#### WHAT IS REQUIRED
Gather the lines that hold the string "into".

#### DATASET ENTRIES
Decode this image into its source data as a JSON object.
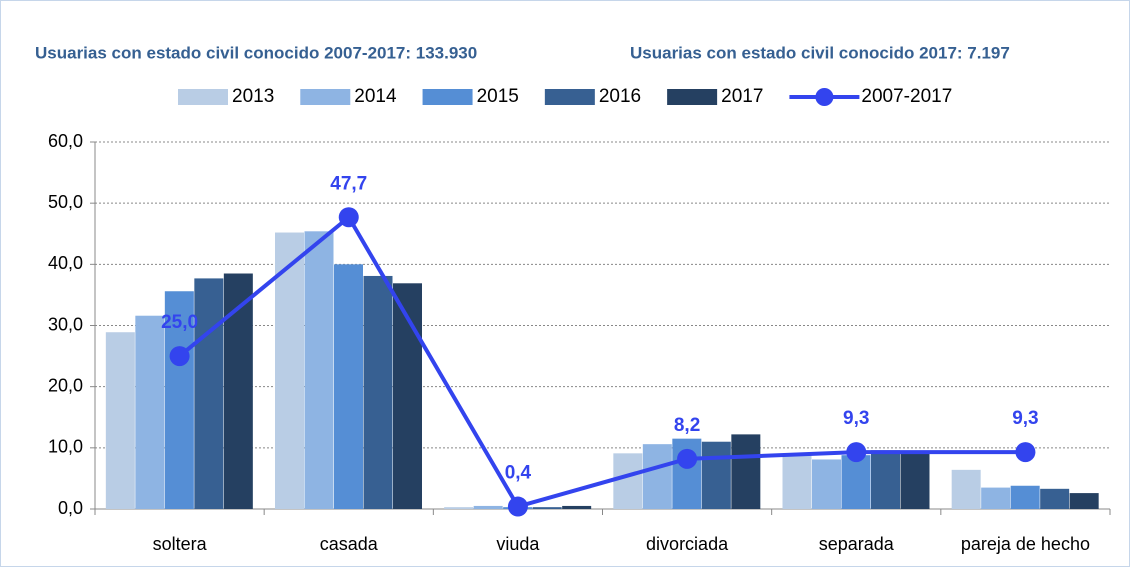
{
  "chart_data": {
    "type": "bar",
    "title": "Usuarias con estado civil conocido 2007-2017: 133.930",
    "subtitle": "Usuarias con estado civil conocido 2017: 7.197",
    "categories": [
      "soltera",
      "casada",
      "viuda",
      "divorciada",
      "separada",
      "pareja de hecho"
    ],
    "series": [
      {
        "name": "2013",
        "color": "#b9cde5",
        "values": [
          28.9,
          45.2,
          0.3,
          9.1,
          9.0,
          6.4
        ]
      },
      {
        "name": "2014",
        "color": "#8eb4e3",
        "values": [
          31.6,
          45.4,
          0.5,
          10.6,
          8.1,
          3.5
        ]
      },
      {
        "name": "2015",
        "color": "#558ed5",
        "values": [
          35.6,
          40.0,
          0.3,
          11.5,
          8.8,
          3.8
        ]
      },
      {
        "name": "2016",
        "color": "#376092",
        "values": [
          37.7,
          38.1,
          0.3,
          11.0,
          9.6,
          3.3
        ]
      },
      {
        "name": "2017",
        "color": "#254061",
        "values": [
          38.5,
          36.9,
          0.5,
          12.2,
          9.5,
          2.6
        ]
      },
      {
        "name": "2007-2017",
        "type": "line",
        "color": "#3344ee",
        "values": [
          25.0,
          47.7,
          0.4,
          8.2,
          9.3,
          9.3
        ],
        "value_labels": [
          "25,0",
          "47,7",
          "0,4",
          "8,2",
          "9,3",
          "9,3"
        ]
      }
    ],
    "ylim": [
      0,
      60
    ],
    "yticks": [
      {
        "value": 0,
        "label": "0,0"
      },
      {
        "value": 10,
        "label": "10,0"
      },
      {
        "value": 20,
        "label": "20,0"
      },
      {
        "value": 30,
        "label": "30,0"
      },
      {
        "value": 40,
        "label": "40,0"
      },
      {
        "value": 50,
        "label": "50,0"
      },
      {
        "value": 60,
        "label": "60,0"
      }
    ],
    "grid": true,
    "legend": "top"
  }
}
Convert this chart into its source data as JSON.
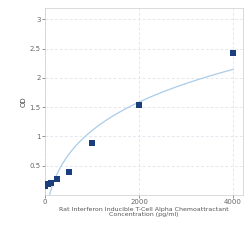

#### TASK ANSWER
Decode this image into its source data as a JSON object.
Convert this chart into its source data as JSON.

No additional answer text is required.